# Objective:
Find how many lines in the material hold the word "cartas", then state that number and nothing more.

-.-.-

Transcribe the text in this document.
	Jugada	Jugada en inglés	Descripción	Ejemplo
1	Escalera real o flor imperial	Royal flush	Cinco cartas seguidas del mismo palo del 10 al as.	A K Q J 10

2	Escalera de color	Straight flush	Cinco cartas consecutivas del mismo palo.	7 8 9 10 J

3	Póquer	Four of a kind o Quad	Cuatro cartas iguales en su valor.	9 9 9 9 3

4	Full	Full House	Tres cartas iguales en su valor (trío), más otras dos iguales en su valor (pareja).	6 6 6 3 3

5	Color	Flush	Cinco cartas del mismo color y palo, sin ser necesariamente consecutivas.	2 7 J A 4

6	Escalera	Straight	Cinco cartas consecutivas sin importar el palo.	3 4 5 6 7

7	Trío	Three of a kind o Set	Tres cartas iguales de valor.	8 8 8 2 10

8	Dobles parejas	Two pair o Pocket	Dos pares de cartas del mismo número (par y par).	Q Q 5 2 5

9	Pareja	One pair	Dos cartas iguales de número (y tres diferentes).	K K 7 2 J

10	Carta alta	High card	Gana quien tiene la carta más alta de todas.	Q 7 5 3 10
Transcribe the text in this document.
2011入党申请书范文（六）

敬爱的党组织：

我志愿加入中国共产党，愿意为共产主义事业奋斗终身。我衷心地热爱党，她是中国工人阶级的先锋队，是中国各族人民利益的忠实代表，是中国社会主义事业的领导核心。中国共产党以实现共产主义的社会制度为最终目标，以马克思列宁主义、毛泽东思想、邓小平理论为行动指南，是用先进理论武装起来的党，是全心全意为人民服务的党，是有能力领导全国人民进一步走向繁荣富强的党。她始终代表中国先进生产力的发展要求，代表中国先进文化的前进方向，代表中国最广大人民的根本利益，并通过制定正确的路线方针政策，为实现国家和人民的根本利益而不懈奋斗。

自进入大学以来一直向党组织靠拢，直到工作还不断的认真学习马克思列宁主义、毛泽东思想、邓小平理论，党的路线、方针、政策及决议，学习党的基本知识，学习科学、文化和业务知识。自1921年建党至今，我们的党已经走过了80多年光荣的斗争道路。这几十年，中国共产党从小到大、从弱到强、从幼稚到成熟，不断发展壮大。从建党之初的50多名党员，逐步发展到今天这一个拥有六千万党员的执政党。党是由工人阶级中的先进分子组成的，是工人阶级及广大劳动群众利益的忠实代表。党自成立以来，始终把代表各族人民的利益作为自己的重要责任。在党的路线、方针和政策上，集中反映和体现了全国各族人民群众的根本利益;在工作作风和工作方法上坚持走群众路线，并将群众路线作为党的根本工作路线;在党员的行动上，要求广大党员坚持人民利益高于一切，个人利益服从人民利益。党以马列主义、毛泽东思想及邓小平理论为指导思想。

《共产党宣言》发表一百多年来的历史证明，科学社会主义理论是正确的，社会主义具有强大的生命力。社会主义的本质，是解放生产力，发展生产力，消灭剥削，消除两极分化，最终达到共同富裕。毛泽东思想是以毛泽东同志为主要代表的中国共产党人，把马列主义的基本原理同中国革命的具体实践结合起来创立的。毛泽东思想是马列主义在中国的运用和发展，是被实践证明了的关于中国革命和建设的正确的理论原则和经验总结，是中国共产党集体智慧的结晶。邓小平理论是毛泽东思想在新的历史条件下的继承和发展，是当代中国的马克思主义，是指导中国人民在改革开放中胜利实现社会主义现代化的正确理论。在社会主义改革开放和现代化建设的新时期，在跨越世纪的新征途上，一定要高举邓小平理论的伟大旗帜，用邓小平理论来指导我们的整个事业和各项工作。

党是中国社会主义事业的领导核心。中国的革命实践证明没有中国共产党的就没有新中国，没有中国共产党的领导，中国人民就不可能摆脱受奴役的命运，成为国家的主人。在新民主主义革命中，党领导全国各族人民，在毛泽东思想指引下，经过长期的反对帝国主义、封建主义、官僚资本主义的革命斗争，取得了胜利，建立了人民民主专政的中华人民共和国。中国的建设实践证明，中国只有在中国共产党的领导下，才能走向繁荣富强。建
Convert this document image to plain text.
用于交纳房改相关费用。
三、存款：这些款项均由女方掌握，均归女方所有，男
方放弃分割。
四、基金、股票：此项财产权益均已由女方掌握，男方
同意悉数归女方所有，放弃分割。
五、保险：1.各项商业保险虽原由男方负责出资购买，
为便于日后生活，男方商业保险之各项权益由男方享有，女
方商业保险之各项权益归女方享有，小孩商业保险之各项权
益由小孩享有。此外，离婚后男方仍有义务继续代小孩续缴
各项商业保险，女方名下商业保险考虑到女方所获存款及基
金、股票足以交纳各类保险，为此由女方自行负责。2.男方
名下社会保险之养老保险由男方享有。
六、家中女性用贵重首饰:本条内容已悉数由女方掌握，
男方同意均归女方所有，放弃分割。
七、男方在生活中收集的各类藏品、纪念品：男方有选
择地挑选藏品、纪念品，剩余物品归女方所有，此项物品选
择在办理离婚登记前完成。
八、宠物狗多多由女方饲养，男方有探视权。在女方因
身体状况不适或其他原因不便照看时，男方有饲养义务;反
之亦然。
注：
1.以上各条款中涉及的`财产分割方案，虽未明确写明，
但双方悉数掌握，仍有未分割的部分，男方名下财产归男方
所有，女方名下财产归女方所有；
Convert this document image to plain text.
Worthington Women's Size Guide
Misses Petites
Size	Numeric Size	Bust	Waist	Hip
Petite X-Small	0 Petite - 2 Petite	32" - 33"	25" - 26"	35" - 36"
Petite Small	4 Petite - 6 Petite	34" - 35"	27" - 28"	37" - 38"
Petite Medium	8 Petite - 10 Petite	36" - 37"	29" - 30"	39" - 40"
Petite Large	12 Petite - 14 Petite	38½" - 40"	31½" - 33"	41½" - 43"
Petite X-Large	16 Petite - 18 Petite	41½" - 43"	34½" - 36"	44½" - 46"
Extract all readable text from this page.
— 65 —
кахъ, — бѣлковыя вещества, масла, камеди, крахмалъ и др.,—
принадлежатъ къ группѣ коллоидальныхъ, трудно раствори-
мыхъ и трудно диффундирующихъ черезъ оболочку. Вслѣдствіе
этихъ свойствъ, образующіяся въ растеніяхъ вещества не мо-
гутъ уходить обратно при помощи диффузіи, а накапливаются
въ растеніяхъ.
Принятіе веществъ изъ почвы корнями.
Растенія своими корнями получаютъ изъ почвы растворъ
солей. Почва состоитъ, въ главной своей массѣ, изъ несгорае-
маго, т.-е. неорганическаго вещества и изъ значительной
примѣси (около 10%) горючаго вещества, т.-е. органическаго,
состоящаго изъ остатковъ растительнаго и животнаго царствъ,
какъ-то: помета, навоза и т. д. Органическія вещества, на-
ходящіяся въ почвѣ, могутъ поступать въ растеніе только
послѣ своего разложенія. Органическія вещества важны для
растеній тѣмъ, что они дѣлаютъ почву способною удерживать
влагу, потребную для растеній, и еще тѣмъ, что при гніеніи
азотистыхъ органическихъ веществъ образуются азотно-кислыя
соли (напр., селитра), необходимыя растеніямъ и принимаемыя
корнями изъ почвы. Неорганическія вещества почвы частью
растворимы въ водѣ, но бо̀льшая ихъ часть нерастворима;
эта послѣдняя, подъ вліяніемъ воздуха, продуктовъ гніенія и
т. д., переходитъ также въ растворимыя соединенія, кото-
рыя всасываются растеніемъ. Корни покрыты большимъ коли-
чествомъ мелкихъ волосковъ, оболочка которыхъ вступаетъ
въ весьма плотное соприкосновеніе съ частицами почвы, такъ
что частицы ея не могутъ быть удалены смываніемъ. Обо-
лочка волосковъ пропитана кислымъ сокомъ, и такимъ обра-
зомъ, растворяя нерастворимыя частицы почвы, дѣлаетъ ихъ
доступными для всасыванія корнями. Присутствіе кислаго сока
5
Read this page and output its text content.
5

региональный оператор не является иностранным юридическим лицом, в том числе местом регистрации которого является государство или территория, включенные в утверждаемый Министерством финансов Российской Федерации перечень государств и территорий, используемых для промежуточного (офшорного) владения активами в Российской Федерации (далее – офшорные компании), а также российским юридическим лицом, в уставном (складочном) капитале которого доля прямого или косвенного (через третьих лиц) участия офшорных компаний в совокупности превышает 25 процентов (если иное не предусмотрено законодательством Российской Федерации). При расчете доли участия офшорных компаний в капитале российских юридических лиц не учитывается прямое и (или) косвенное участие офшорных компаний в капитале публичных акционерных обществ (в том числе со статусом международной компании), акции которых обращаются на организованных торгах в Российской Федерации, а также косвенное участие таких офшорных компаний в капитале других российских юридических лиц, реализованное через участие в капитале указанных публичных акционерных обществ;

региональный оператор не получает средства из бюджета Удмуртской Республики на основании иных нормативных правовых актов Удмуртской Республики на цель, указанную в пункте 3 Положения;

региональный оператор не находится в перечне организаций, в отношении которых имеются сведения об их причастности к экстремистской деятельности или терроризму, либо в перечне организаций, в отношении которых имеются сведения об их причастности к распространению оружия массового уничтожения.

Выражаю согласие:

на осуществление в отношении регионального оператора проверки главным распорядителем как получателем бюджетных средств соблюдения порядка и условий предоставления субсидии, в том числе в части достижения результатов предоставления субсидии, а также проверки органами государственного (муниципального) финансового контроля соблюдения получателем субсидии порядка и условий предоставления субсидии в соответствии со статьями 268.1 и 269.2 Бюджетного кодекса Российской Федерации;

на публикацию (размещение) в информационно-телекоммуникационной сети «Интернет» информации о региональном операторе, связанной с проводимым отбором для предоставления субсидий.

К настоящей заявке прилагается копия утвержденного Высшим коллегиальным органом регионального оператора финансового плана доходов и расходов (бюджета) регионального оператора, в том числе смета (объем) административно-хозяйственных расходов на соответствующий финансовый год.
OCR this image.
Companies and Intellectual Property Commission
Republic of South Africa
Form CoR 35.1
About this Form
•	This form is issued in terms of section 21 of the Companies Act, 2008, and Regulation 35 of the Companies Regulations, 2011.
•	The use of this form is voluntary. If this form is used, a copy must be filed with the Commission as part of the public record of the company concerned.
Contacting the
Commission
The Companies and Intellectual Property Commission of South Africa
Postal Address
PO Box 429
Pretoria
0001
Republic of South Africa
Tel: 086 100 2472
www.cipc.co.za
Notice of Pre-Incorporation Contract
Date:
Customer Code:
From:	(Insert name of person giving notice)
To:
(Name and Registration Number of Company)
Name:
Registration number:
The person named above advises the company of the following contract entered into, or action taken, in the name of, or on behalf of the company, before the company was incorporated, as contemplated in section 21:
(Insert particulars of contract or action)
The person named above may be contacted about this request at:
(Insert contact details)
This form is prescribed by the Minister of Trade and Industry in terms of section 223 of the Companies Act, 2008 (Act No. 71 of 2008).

-.-.-

# Result of the exercise:
9